Collected data
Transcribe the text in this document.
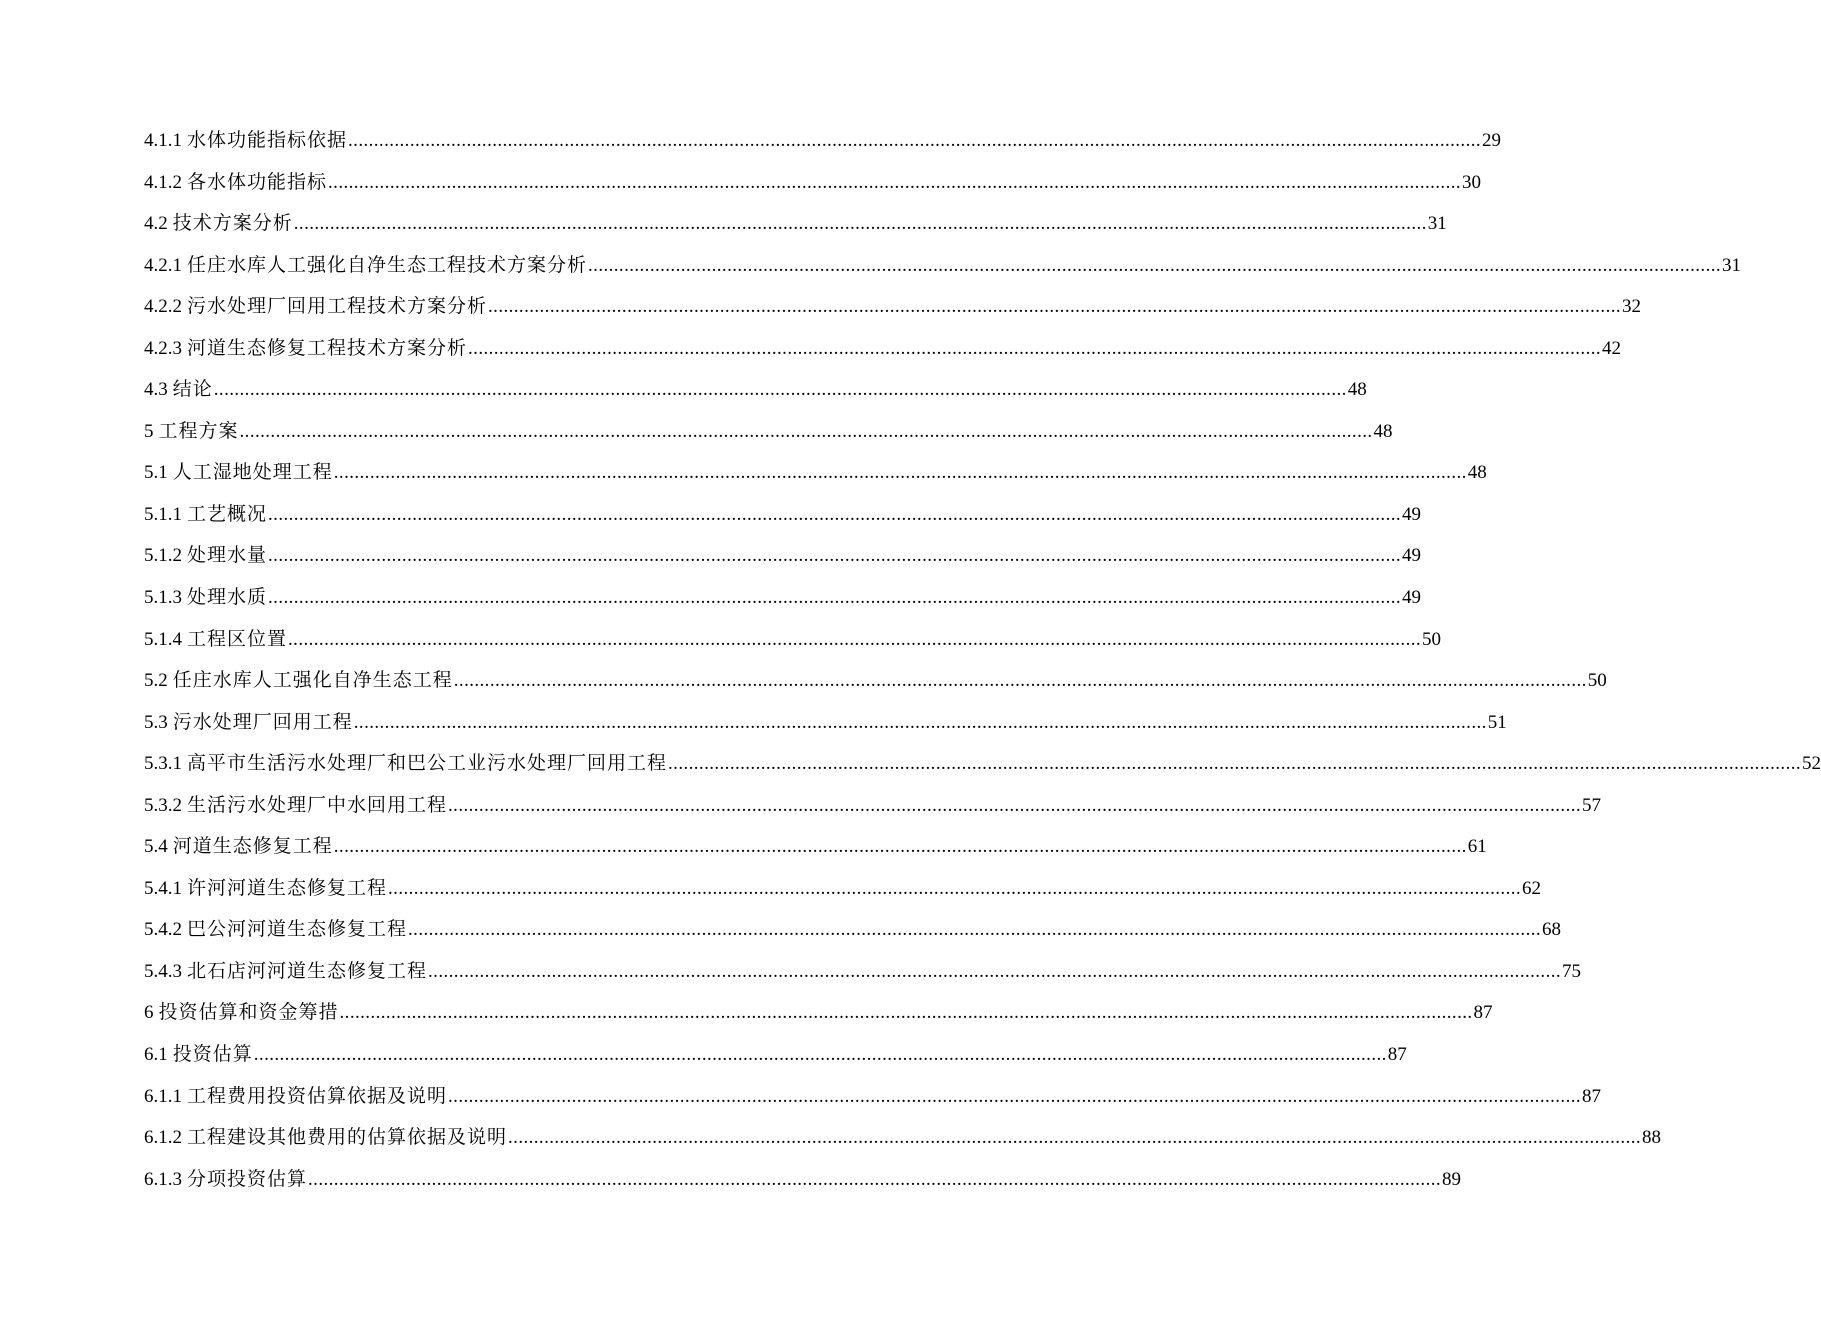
4.1.1 水体功能指标依据 ............................................................................................................................................................................................................................ 29
4.1.2 各水体功能指标 ............................................................................................................................................................................................................................ 30
4.2 技术方案分析 ............................................................................................................................................................................................................................ 31
4.2.1 任庄水库人工强化自净生态工程技术方案分析 ............................................................................................................................................................................................................................ 31
4.2.2 污水处理厂回用工程技术方案分析 ............................................................................................................................................................................................................................ 32
4.2.3 河道生态修复工程技术方案分析 ............................................................................................................................................................................................................................ 42
4.3 结论 ............................................................................................................................................................................................................................ 48
5 工程方案 ............................................................................................................................................................................................................................ 48
5.1 人工湿地处理工程 ............................................................................................................................................................................................................................ 48
5.1.1 工艺概况 ............................................................................................................................................................................................................................ 49
5.1.2 处理水量 ............................................................................................................................................................................................................................ 49
5.1.3 处理水质 ............................................................................................................................................................................................................................ 49
5.1.4 工程区位置 ............................................................................................................................................................................................................................ 50
5.2 任庄水库人工强化自净生态工程 ............................................................................................................................................................................................................................ 50
5.3 污水处理厂回用工程 ............................................................................................................................................................................................................................ 51
5.3.1 高平市生活污水处理厂和巴公工业污水处理厂回用工程 ............................................................................................................................................................................................................................ 52
5.3.2 生活污水处理厂中水回用工程 ............................................................................................................................................................................................................................ 57
5.4 河道生态修复工程 ............................................................................................................................................................................................................................ 61
5.4.1 许河河道生态修复工程 ............................................................................................................................................................................................................................ 62
5.4.2 巴公河河道生态修复工程 ............................................................................................................................................................................................................................ 68
5.4.3 北石店河河道生态修复工程 ............................................................................................................................................................................................................................ 75
6 投资估算和资金筹措 ............................................................................................................................................................................................................................ 87
6.1 投资估算 ............................................................................................................................................................................................................................ 87
6.1.1 工程费用投资估算依据及说明 ............................................................................................................................................................................................................................ 87
6.1.2 工程建设其他费用的估算依据及说明 ............................................................................................................................................................................................................................ 88
6.1.3 分项投资估算 ............................................................................................................................................................................................................................ 89
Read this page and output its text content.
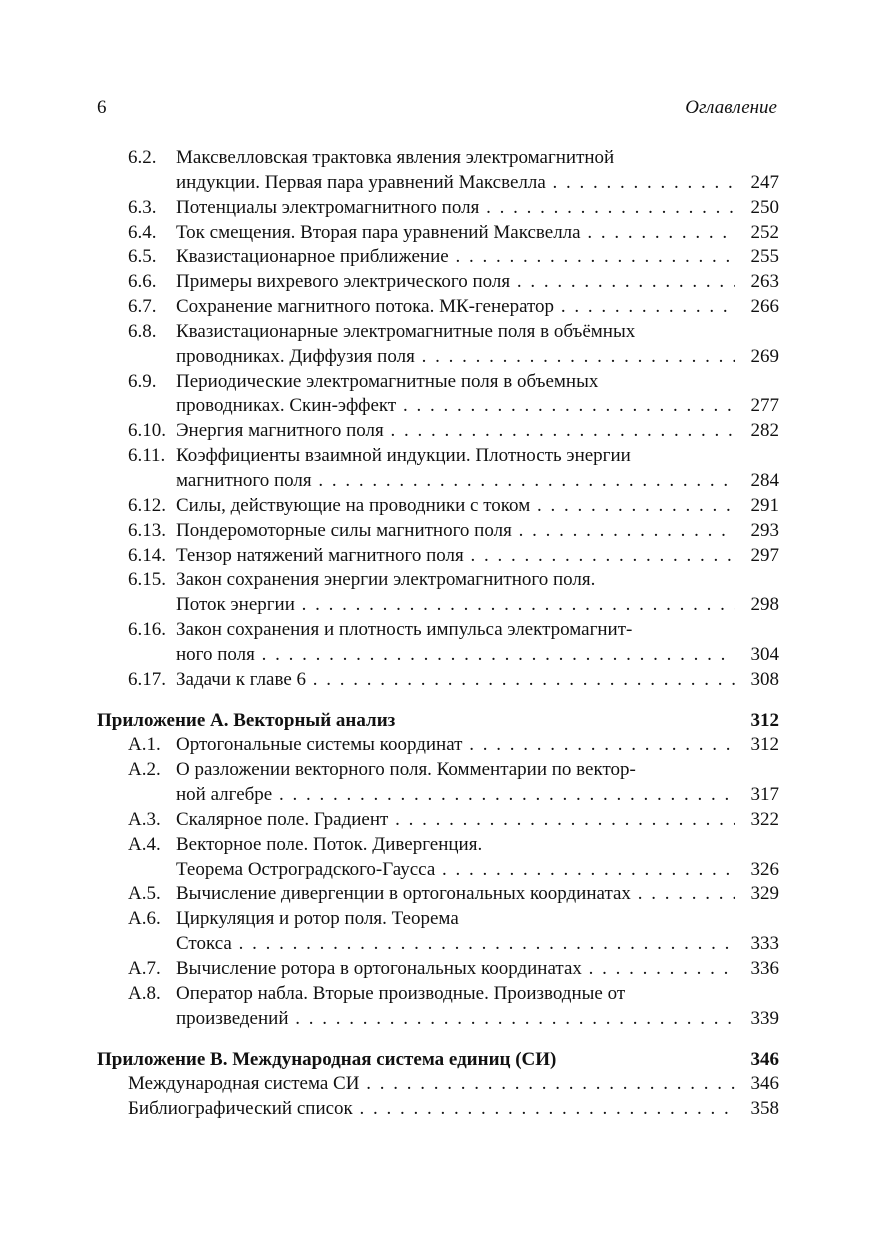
6	Оглавление
6.2. Максвелловская трактовка явления электромагнитной
индукции. Первая пара уравнений Максвелла . . .	247
6.3. Потенциалы электромагнитного поля . . .	250
6.4. Ток смещения. Вторая пара уравнений Максвелла . . .	252
6.5. Квазистационарное приближение . . .	255
6.6. Примеры вихревого электрического поля . . .	263
6.7. Сохранение магнитного потока. МК-генератор . . .	266
6.8. Квазистационарные электромагнитные поля в объёмных
проводниках. Диффузия поля . . .	269
6.9. Периодические электромагнитные поля в объемных
проводниках. Скин-эффект . . .	277
6.10. Энергия магнитного поля . . .	282
6.11. Коэффициенты взаимной индукции. Плотность энергии
магнитного поля . . .	284
6.12. Силы, действующие на проводники с током . . .	291
6.13. Пондеромоторные силы магнитного поля . . .	293
6.14. Тензор натяжений магнитного поля . . .	297
6.15. Закон сохранения энергии электромагнитного поля.
Поток энергии . . .	298
6.16. Закон сохранения и плотность импульса электромагнит-
ного поля . . .	304
6.17. Задачи к главе 6 . . .	308
Приложение A. Векторный анализ	312
A.1. Ортогональные системы координат . . .	312
A.2. О разложении векторного поля. Комментарии по вектор-
ной алгебре . . .	317
A.3. Скалярное поле. Градиент . . .	322
A.4. Векторное поле. Поток. Дивергенция.
Теорема Остроградского-Гаусса . . .	326
A.5. Вычисление дивергенции в ортогональных координатах . . .	329
A.6. Циркуляция и ротор поля. Теорема
Стокса . . .	333
A.7. Вычисление ротора в ортогональных координатах . . .	336
A.8. Оператор набла. Вторые производные. Производные от
произведений . . .	339
Приложение B. Международная система единиц (СИ)	346
Международная система СИ . . .	346
Библиографический список . . .	358
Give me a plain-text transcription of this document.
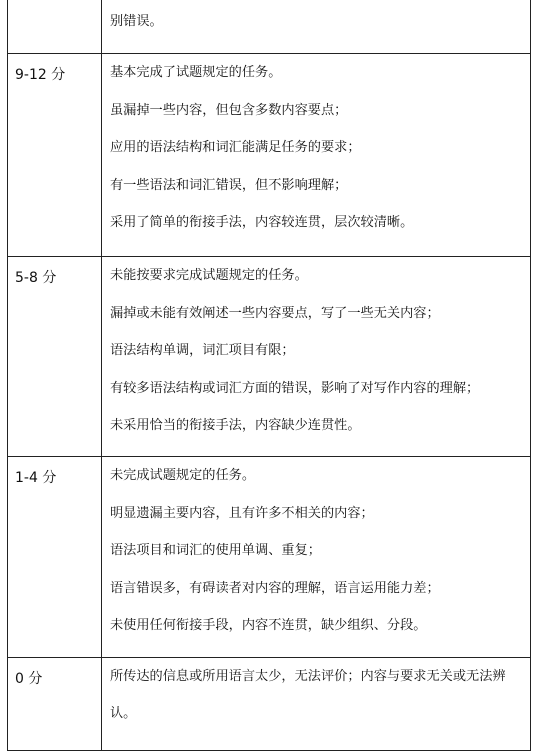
	别错误。

9-12 分	基本完成了试题规定的任务。
虽漏掉一些内容，但包含多数内容要点；
应用的语法结构和词汇能满足任务的要求；
有一些语法和词汇错误，但不影响理解；
采用了简单的衔接手法，内容较连贯，层次较清晰。

5-8 分	未能按要求完成试题规定的任务。
漏掉或未能有效阐述一些内容要点，写了一些无关内容；
语法结构单调，词汇项目有限；
有较多语法结构或词汇方面的错误，影响了对写作内容的理解；
未采用恰当的衔接手法，内容缺少连贯性。

1-4 分	未完成试题规定的任务。
明显遗漏主要内容，且有许多不相关的内容；
语法项目和词汇的使用单调、重复；
语言错误多，有碍读者对内容的理解，语言运用能力差；
未使用任何衔接手段，内容不连贯，缺少组织、分段。

0 分	所传达的信息或所用语言太少，无法评价；内容与要求无关或无法辨认。
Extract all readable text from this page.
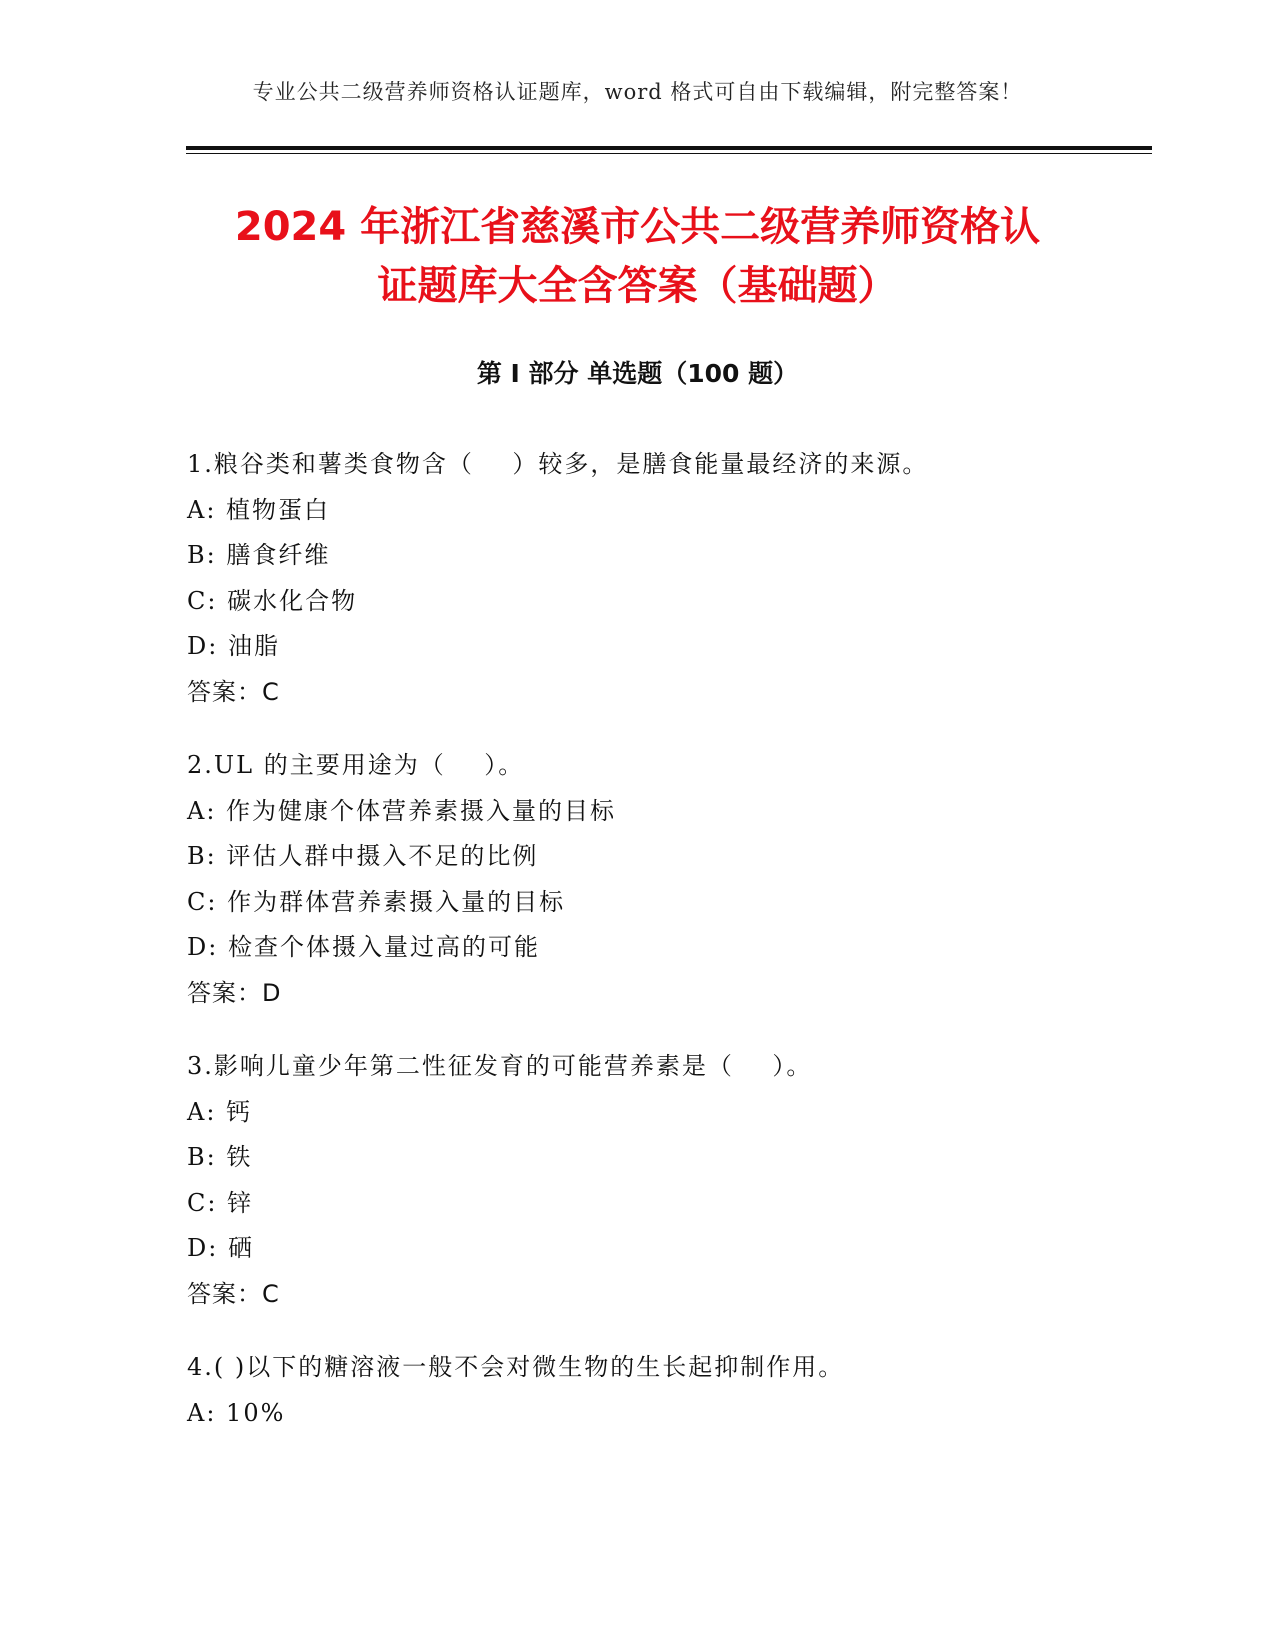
专业公共二级营养师资格认证题库，word 格式可自由下载编辑，附完整答案！
2024 年浙江省慈溪市公共二级营养师资格认
证题库大全含答案（基础题）
第 I 部分 单选题（100 题）
1.粮谷类和薯类食物含（    ）较多，是膳食能量最经济的来源。
A: 植物蛋白
B: 膳食纤维
C: 碳水化合物
D: 油脂
答案：C
2.UL 的主要用途为（    ）。
A: 作为健康个体营养素摄入量的目标
B: 评估人群中摄入不足的比例
C: 作为群体营养素摄入量的目标
D: 检查个体摄入量过高的可能
答案：D
3.影响儿童少年第二性征发育的可能营养素是（    ）。
A: 钙
B: 铁
C: 锌
D: 硒
答案：C
4.( )以下的糖溶液一般不会对微生物的生长起抑制作用。
A: 10%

- Aim of the task:
Go through the data and gather every line that holds "поле".

- Solution for this problem:
A.3. Скалярное поле. Градиент . . .	322
A.4. Векторное поле. Поток. Дивергенция.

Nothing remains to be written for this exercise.